# START OF RECORD LIST
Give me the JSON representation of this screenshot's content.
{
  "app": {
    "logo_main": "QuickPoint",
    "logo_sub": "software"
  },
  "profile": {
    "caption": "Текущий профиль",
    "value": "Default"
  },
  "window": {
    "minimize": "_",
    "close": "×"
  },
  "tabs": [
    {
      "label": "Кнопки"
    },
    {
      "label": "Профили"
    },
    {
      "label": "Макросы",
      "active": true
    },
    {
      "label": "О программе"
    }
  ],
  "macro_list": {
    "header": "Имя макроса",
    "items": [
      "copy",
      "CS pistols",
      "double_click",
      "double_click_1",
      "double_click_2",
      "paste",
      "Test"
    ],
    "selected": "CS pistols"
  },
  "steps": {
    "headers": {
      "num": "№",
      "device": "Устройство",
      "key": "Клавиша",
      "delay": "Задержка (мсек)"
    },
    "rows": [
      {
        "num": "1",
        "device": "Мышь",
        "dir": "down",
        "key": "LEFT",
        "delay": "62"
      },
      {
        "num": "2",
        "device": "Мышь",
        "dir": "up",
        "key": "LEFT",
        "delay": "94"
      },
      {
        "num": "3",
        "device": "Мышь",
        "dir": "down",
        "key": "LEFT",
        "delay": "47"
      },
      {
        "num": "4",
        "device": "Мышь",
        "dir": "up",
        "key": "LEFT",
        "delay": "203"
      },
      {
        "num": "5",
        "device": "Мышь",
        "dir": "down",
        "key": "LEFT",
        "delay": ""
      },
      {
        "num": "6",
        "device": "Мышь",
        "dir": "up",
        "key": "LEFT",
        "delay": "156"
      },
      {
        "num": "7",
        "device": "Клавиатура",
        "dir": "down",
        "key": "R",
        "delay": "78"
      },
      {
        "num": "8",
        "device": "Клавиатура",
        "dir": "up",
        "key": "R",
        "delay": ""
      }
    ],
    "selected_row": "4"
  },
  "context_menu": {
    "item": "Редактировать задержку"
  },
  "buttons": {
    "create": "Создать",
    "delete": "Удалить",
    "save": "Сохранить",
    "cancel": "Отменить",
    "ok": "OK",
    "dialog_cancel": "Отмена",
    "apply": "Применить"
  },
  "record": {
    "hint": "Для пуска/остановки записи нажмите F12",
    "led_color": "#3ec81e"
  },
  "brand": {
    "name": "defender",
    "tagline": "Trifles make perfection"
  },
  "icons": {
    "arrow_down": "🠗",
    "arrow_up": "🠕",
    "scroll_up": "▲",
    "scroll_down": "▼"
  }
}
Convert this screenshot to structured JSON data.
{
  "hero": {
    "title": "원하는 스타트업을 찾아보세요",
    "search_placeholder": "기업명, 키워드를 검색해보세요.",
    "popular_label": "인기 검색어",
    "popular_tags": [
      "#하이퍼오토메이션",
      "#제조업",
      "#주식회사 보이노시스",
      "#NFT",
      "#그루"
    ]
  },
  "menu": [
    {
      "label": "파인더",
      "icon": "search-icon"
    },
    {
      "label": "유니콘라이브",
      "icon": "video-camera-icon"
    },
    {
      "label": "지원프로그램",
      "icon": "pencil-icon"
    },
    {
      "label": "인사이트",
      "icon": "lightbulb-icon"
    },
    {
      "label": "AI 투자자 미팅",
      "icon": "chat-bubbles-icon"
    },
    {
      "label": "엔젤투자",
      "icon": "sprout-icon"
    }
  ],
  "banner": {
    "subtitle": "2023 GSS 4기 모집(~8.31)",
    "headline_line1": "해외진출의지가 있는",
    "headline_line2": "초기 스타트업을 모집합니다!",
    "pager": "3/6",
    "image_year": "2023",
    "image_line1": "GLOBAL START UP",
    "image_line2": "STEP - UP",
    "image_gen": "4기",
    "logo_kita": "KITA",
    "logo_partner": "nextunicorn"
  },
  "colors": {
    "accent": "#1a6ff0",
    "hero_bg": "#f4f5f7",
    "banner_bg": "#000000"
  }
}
# END OF RECORD LIST
-- INSTRUCTION --
In the records above, how many lines contain the word "delay"? Give the number alone.

-- RIGHT ANSWER --
9